*DATASET ROWS*
• • • •

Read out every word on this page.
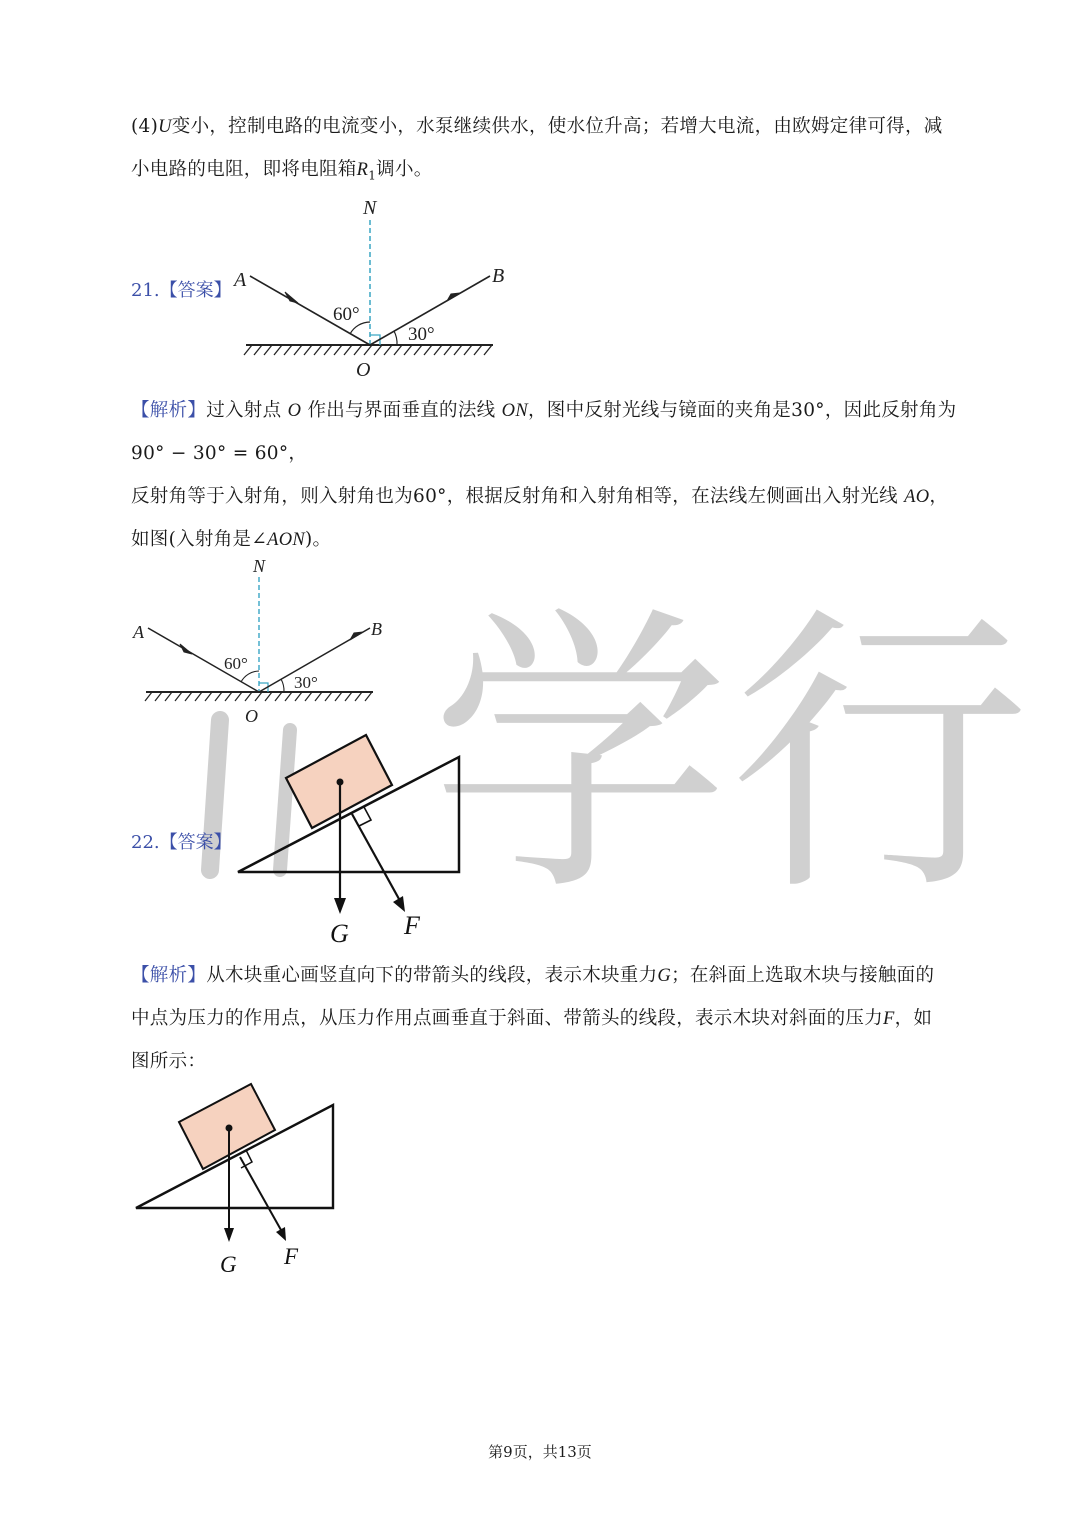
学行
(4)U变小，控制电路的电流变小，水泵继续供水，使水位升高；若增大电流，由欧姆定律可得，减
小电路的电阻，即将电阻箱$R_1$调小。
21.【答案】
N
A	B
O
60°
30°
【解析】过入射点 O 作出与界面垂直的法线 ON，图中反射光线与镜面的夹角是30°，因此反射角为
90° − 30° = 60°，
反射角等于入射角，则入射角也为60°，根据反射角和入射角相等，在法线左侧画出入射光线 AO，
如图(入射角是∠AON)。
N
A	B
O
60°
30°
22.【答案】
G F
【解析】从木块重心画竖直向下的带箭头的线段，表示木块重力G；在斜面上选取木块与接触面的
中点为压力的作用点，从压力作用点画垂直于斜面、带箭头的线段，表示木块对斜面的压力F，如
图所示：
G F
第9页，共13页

• • • •

*TASK INSTRUCTIONS*
Transcribe the entries above verbatim, omitting their pictures.

*TASK OUTPUT*
Read out every word on this page.
学行
(4)U变小，控制电路的电流变小，水泵继续供水，使水位升高；若增大电流，由欧姆定律可得，减
小电路的电阻，即将电阻箱$R_1$调小。
21.【答案】
N
A	B
O
60°
30°
【解析】过入射点 O 作出与界面垂直的法线 ON，图中反射光线与镜面的夹角是30°，因此反射角为
90° − 30° = 60°，
反射角等于入射角，则入射角也为60°，根据反射角和入射角相等，在法线左侧画出入射光线 AO，
如图(入射角是∠AON)。
N
A	B
O
60°
30°
22.【答案】
G F
【解析】从木块重心画竖直向下的带箭头的线段，表示木块重力G；在斜面上选取木块与接触面的
中点为压力的作用点，从压力作用点画垂直于斜面、带箭头的线段，表示木块对斜面的压力F，如
图所示：
G F
第9页，共13页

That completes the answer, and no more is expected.